**Data entries**
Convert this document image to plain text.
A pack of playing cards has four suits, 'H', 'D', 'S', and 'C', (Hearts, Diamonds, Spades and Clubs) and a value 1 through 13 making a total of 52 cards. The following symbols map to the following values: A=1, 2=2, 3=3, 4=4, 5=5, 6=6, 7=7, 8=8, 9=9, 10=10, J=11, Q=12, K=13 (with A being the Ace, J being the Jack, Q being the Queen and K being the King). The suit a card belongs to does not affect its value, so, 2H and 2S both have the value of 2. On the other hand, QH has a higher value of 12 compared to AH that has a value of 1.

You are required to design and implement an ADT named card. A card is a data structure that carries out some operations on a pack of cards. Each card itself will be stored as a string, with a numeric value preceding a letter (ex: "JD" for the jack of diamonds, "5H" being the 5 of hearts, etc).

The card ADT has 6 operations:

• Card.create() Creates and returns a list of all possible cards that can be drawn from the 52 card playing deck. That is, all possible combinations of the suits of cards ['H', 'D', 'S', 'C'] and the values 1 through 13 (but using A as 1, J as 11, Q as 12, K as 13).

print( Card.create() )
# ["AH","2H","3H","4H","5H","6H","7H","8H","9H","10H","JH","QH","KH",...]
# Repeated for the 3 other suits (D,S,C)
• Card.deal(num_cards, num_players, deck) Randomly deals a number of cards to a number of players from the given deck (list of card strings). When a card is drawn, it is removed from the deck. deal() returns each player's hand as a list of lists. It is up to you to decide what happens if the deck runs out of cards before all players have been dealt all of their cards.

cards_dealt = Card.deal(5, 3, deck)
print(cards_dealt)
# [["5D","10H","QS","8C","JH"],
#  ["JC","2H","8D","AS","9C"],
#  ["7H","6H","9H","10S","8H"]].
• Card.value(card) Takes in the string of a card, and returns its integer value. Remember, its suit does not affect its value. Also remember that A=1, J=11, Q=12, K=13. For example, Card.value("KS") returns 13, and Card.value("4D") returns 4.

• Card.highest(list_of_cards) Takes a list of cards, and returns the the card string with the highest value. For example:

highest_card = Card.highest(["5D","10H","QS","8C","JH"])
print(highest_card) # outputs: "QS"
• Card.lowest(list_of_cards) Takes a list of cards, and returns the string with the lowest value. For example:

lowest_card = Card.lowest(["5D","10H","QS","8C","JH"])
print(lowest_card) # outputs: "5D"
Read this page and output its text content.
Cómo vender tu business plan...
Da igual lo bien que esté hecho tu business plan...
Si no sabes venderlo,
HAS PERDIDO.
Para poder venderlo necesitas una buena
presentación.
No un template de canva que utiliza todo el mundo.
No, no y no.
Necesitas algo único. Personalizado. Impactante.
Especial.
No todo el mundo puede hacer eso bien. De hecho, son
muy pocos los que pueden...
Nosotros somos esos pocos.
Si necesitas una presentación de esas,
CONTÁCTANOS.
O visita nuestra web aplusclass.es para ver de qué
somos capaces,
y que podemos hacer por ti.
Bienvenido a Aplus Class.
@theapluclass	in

**Short problem**
Reproduce the material exactly, with every line intact.

**Result for this exercise**
Convert this document image to plain text.
A pack of playing cards has four suits, 'H', 'D', 'S', and 'C', (Hearts, Diamonds, Spades and Clubs) and a value 1 through 13 making a total of 52 cards. The following symbols map to the following values: A=1, 2=2, 3=3, 4=4, 5=5, 6=6, 7=7, 8=8, 9=9, 10=10, J=11, Q=12, K=13 (with A being the Ace, J being the Jack, Q being the Queen and K being the King). The suit a card belongs to does not affect its value, so, 2H and 2S both have the value of 2. On the other hand, QH has a higher value of 12 compared to AH that has a value of 1.

You are required to design and implement an ADT named card. A card is a data structure that carries out some operations on a pack of cards. Each card itself will be stored as a string, with a numeric value preceding a letter (ex: "JD" for the jack of diamonds, "5H" being the 5 of hearts, etc).

The card ADT has 6 operations:

• Card.create() Creates and returns a list of all possible cards that can be drawn from the 52 card playing deck. That is, all possible combinations of the suits of cards ['H', 'D', 'S', 'C'] and the values 1 through 13 (but using A as 1, J as 11, Q as 12, K as 13).

print( Card.create() )
# ["AH","2H","3H","4H","5H","6H","7H","8H","9H","10H","JH","QH","KH",...]
# Repeated for the 3 other suits (D,S,C)
• Card.deal(num_cards, num_players, deck) Randomly deals a number of cards to a number of players from the given deck (list of card strings). When a card is drawn, it is removed from the deck. deal() returns each player's hand as a list of lists. It is up to you to decide what happens if the deck runs out of cards before all players have been dealt all of their cards.

cards_dealt = Card.deal(5, 3, deck)
print(cards_dealt)
# [["5D","10H","QS","8C","JH"],
#  ["JC","2H","8D","AS","9C"],
#  ["7H","6H","9H","10S","8H"]].
• Card.value(card) Takes in the string of a card, and returns its integer value. Remember, its suit does not affect its value. Also remember that A=1, J=11, Q=12, K=13. For example, Card.value("KS") returns 13, and Card.value("4D") returns 4.

• Card.highest(list_of_cards) Takes a list of cards, and returns the the card string with the highest value. For example:

highest_card = Card.highest(["5D","10H","QS","8C","JH"])
print(highest_card) # outputs: "QS"
• Card.lowest(list_of_cards) Takes a list of cards, and returns the string with the lowest value. For example:

lowest_card = Card.lowest(["5D","10H","QS","8C","JH"])
print(lowest_card) # outputs: "5D"
Read this page and output its text content.
Cómo vender tu business plan...
Da igual lo bien que esté hecho tu business plan...
Si no sabes venderlo,
HAS PERDIDO.
Para poder venderlo necesitas una buena
presentación.
No un template de canva que utiliza todo el mundo.
No, no y no.
Necesitas algo único. Personalizado. Impactante.
Especial.
No todo el mundo puede hacer eso bien. De hecho, son
muy pocos los que pueden...
Nosotros somos esos pocos.
Si necesitas una presentación de esas,
CONTÁCTANOS.
O visita nuestra web aplusclass.es para ver de qué
somos capaces,
y que podemos hacer por ti.
Bienvenido a Aplus Class.
@theapluclass	in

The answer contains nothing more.